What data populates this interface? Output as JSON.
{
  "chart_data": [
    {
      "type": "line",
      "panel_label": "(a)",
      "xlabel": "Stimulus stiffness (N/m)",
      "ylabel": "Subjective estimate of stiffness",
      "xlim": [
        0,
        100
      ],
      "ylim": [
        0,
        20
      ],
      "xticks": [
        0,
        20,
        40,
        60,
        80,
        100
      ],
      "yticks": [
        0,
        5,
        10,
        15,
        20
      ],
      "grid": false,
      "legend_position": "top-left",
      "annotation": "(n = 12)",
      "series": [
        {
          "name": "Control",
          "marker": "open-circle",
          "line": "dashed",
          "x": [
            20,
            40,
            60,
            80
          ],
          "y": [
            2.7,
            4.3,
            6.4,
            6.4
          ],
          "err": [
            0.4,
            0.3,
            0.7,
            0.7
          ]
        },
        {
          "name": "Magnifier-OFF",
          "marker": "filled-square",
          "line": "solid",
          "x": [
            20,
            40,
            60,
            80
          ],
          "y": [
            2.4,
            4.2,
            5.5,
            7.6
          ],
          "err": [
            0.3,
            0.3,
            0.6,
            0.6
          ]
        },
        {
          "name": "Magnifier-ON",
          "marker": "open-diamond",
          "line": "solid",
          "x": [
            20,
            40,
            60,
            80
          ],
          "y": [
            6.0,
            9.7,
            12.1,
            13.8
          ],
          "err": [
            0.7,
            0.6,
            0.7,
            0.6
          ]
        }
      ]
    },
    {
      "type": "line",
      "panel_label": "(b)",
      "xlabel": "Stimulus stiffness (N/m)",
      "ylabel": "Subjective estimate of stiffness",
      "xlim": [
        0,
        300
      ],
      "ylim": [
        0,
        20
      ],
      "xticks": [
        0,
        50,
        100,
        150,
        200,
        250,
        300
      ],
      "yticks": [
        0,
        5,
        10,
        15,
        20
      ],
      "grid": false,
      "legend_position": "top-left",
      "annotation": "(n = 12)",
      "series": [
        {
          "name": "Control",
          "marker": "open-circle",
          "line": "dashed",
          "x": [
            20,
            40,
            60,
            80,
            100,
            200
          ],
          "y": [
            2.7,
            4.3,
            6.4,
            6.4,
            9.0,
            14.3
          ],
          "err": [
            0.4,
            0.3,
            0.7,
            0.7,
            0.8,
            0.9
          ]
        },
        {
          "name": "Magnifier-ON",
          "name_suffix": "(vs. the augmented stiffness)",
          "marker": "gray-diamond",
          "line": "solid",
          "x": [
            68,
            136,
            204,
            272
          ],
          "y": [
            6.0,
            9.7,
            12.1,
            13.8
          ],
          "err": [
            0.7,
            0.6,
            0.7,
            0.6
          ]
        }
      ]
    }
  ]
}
.....
What to do — Give an exact copy of all the data shown above.

Written reply —
What data populates this interface? Output as JSON.
{
  "chart_data": [
    {
      "type": "line",
      "panel_label": "(a)",
      "xlabel": "Stimulus stiffness (N/m)",
      "ylabel": "Subjective estimate of stiffness",
      "xlim": [
        0,
        100
      ],
      "ylim": [
        0,
        20
      ],
      "xticks": [
        0,
        20,
        40,
        60,
        80,
        100
      ],
      "yticks": [
        0,
        5,
        10,
        15,
        20
      ],
      "grid": false,
      "legend_position": "top-left",
      "annotation": "(n = 12)",
      "series": [
        {
          "name": "Control",
          "marker": "open-circle",
          "line": "dashed",
          "x": [
            20,
            40,
            60,
            80
          ],
          "y": [
            2.7,
            4.3,
            6.4,
            6.4
          ],
          "err": [
            0.4,
            0.3,
            0.7,
            0.7
          ]
        },
        {
          "name": "Magnifier-OFF",
          "marker": "filled-square",
          "line": "solid",
          "x": [
            20,
            40,
            60,
            80
          ],
          "y": [
            2.4,
            4.2,
            5.5,
            7.6
          ],
          "err": [
            0.3,
            0.3,
            0.6,
            0.6
          ]
        },
        {
          "name": "Magnifier-ON",
          "marker": "open-diamond",
          "line": "solid",
          "x": [
            20,
            40,
            60,
            80
          ],
          "y": [
            6.0,
            9.7,
            12.1,
            13.8
          ],
          "err": [
            0.7,
            0.6,
            0.7,
            0.6
          ]
        }
      ]
    },
    {
      "type": "line",
      "panel_label": "(b)",
      "xlabel": "Stimulus stiffness (N/m)",
      "ylabel": "Subjective estimate of stiffness",
      "xlim": [
        0,
        300
      ],
      "ylim": [
        0,
        20
      ],
      "xticks": [
        0,
        50,
        100,
        150,
        200,
        250,
        300
      ],
      "yticks": [
        0,
        5,
        10,
        15,
        20
      ],
      "grid": false,
      "legend_position": "top-left",
      "annotation": "(n = 12)",
      "series": [
        {
          "name": "Control",
          "marker": "open-circle",
          "line": "dashed",
          "x": [
            20,
            40,
            60,
            80,
            100,
            200
          ],
          "y": [
            2.7,
            4.3,
            6.4,
            6.4,
            9.0,
            14.3
          ],
          "err": [
            0.4,
            0.3,
            0.7,
            0.7,
            0.8,
            0.9
          ]
        },
        {
          "name": "Magnifier-ON",
          "name_suffix": "(vs. the augmented stiffness)",
          "marker": "gray-diamond",
          "line": "solid",
          "x": [
            68,
            136,
            204,
            272
          ],
          "y": [
            6.0,
            9.7,
            12.1,
            13.8
          ],
          "err": [
            0.7,
            0.6,
            0.7,
            0.6
          ]
        }
      ]
    }
  ]
}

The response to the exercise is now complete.